▶ [Exercise]: Only lines with the string "детей" matter here; gather them from the material below.

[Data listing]

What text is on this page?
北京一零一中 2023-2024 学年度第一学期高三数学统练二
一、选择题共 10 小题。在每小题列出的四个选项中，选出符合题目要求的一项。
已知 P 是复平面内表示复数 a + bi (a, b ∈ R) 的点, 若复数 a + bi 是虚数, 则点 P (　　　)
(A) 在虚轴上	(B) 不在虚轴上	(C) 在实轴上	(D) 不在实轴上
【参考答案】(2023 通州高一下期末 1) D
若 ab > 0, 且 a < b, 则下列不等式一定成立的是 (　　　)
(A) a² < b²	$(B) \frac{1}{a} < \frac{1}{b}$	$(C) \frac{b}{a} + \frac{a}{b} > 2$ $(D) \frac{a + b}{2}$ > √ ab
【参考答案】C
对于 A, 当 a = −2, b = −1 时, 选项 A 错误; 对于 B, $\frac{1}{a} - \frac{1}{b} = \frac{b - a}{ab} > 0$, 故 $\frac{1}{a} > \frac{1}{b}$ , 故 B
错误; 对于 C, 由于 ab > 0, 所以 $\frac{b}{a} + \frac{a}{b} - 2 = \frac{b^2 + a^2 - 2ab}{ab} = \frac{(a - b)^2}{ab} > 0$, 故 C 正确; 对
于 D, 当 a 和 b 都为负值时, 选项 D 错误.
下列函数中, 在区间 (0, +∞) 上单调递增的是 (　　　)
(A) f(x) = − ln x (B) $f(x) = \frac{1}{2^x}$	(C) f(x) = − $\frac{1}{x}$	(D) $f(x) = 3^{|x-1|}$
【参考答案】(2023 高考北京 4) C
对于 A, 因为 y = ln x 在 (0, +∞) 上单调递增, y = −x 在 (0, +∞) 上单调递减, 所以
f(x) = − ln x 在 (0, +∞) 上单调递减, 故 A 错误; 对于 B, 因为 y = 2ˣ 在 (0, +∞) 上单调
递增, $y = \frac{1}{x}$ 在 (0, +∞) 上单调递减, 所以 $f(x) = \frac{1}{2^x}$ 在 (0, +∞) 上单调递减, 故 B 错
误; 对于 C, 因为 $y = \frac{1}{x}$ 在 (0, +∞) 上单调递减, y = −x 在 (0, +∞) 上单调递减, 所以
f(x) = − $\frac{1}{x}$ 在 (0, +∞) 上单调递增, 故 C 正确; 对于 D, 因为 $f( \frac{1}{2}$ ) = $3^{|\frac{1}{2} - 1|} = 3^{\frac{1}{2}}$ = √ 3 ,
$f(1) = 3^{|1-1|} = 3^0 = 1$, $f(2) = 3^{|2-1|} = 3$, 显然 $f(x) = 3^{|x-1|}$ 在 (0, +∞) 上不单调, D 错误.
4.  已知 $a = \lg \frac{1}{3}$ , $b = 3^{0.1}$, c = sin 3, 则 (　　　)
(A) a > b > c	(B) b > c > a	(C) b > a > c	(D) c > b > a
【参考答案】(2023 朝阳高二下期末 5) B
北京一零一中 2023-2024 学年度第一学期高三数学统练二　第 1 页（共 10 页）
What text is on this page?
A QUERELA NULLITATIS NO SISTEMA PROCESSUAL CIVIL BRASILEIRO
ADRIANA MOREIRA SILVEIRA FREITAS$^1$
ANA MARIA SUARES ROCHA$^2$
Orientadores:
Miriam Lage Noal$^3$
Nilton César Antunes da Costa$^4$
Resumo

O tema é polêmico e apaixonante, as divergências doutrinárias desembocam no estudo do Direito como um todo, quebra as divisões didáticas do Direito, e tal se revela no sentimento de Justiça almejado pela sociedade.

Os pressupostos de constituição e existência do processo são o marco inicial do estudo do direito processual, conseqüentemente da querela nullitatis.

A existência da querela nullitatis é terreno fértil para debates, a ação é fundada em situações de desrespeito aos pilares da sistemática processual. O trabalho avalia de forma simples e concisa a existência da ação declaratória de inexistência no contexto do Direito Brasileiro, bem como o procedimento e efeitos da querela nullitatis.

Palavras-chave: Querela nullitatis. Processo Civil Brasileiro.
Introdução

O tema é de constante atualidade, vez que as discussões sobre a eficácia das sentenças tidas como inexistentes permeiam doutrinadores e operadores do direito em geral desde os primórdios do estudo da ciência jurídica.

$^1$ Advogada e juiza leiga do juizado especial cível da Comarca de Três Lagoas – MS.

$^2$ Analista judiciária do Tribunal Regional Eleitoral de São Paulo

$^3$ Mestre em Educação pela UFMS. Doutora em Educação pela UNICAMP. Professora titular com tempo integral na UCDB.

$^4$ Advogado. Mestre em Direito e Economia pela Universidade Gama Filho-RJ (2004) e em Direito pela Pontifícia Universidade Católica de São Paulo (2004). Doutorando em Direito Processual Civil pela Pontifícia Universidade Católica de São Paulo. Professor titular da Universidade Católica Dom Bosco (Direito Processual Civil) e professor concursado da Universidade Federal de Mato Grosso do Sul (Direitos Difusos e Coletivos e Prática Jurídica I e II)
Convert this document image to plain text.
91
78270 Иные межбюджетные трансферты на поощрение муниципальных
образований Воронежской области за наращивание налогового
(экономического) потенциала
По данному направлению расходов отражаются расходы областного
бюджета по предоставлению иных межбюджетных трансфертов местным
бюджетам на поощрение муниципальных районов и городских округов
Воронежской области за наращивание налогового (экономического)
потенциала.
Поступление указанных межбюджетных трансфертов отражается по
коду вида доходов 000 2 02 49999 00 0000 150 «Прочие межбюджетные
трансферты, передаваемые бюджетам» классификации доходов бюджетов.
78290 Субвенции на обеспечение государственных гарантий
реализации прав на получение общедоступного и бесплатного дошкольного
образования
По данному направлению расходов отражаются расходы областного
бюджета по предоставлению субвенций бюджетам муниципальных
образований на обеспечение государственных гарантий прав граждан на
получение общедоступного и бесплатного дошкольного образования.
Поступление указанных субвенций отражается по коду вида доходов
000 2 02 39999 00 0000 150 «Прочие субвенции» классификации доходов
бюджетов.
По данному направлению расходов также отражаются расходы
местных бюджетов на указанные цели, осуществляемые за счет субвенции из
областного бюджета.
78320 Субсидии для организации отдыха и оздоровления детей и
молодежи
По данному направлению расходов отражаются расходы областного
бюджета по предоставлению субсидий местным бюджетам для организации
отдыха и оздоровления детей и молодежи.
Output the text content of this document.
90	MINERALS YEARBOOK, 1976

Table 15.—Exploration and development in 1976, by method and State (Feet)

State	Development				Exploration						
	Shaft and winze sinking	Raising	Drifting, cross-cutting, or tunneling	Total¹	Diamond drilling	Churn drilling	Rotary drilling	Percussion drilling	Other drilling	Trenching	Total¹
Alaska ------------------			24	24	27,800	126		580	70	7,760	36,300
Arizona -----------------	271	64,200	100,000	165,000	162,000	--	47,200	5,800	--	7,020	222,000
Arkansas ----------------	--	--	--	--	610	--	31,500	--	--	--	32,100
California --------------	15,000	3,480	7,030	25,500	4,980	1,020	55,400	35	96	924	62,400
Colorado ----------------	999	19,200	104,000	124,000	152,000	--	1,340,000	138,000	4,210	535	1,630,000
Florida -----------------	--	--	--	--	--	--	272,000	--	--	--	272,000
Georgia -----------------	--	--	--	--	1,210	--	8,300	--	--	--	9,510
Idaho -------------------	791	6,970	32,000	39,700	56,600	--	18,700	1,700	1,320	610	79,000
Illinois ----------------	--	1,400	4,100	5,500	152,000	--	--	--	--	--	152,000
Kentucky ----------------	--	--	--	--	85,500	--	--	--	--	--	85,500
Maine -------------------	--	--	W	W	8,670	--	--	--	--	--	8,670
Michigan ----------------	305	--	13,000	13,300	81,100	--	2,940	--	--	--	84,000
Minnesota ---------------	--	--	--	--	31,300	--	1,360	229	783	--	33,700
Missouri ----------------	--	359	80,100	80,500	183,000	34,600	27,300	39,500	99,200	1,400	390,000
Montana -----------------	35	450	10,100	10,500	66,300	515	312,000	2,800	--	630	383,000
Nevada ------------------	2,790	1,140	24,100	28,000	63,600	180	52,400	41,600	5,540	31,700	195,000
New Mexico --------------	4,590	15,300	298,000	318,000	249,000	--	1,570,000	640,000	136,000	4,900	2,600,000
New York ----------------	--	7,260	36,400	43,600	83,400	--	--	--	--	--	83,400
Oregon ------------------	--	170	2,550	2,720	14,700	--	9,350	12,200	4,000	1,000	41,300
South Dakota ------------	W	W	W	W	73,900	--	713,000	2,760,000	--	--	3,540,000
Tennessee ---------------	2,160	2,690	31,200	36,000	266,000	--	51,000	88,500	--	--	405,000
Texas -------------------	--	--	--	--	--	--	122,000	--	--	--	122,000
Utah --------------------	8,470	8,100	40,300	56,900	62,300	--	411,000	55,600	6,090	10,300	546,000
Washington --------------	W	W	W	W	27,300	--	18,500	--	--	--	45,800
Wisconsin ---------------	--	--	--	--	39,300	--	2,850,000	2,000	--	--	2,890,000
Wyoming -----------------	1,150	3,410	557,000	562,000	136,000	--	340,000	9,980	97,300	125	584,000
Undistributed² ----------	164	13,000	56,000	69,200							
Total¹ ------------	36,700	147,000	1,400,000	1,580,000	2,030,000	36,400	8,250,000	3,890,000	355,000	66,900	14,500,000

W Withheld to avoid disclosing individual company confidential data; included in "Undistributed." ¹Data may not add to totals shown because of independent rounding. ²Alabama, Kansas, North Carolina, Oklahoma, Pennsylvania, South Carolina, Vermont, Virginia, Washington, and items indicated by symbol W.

▶ [The reply]:
78320 Субсидии для организации отдыха и оздоровления детей и
отдыха и оздоровления детей и молодежи.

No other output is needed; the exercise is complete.